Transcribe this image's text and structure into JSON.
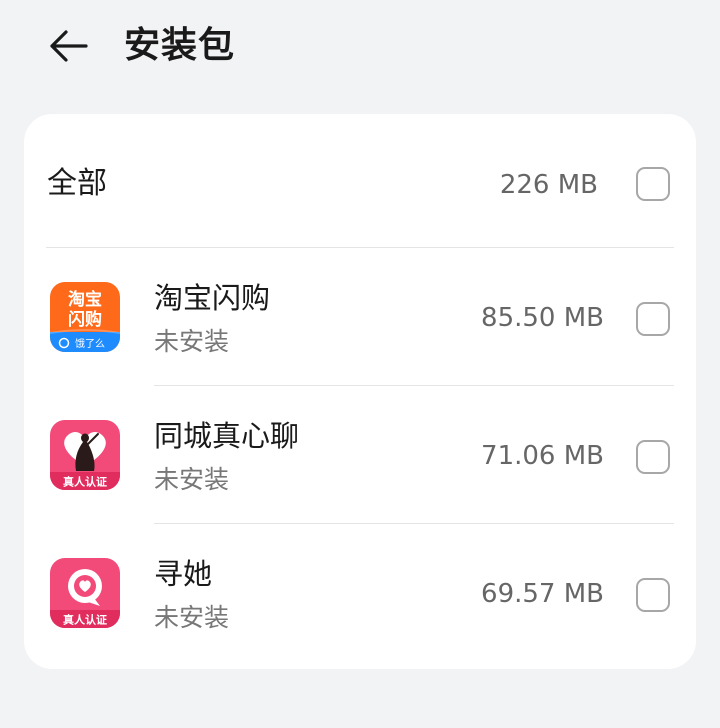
{
  "header": {
    "back_icon": "arrow-left-icon",
    "title": "安装包"
  },
  "summary": {
    "label": "全部",
    "size": "226 MB",
    "checked": false
  },
  "apps": [
    {
      "name": "淘宝闪购",
      "status": "未安装",
      "size": "85.50 MB",
      "icon": "taobao-shangou-app-icon",
      "icon_text_top": "淘宝",
      "icon_text_mid": "闪购",
      "icon_text_bottom": "饿了么",
      "checked": false
    },
    {
      "name": "同城真心聊",
      "status": "未安装",
      "size": "71.06 MB",
      "icon": "tongcheng-zhenxinliao-app-icon",
      "icon_text_bottom": "真人认证",
      "checked": false
    },
    {
      "name": "寻她",
      "status": "未安装",
      "size": "69.57 MB",
      "icon": "xunta-app-icon",
      "icon_text_bottom": "真人认证",
      "checked": false
    }
  ],
  "colors": {
    "background": "#f1f3f5",
    "card": "#ffffff",
    "checkbox_border": "#a7a7a7",
    "taobao_orange": "#ff6a1a",
    "taobao_blue": "#1e8cff",
    "pink": "#f24a79",
    "dark_pink": "#e02d5e"
  }
}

==========

GIVEN TASK: Repeat the data exactly, excluding the pictures.

EXERCISE ANSWER:
Transcribe this image's text and structure into JSON.
{
  "header": {
    "back_icon": "arrow-left-icon",
    "title": "安装包"
  },
  "summary": {
    "label": "全部",
    "size": "226 MB",
    "checked": false
  },
  "apps": [
    {
      "name": "淘宝闪购",
      "status": "未安装",
      "size": "85.50 MB",
      "icon": "taobao-shangou-app-icon",
      "icon_text_top": "淘宝",
      "icon_text_mid": "闪购",
      "icon_text_bottom": "饿了么",
      "checked": false
    },
    {
      "name": "同城真心聊",
      "status": "未安装",
      "size": "71.06 MB",
      "icon": "tongcheng-zhenxinliao-app-icon",
      "icon_text_bottom": "真人认证",
      "checked": false
    },
    {
      "name": "寻她",
      "status": "未安装",
      "size": "69.57 MB",
      "icon": "xunta-app-icon",
      "icon_text_bottom": "真人认证",
      "checked": false
    }
  ],
  "colors": {
    "background": "#f1f3f5",
    "card": "#ffffff",
    "checkbox_border": "#a7a7a7",
    "taobao_orange": "#ff6a1a",
    "taobao_blue": "#1e8cff",
    "pink": "#f24a79",
    "dark_pink": "#e02d5e"
  }
}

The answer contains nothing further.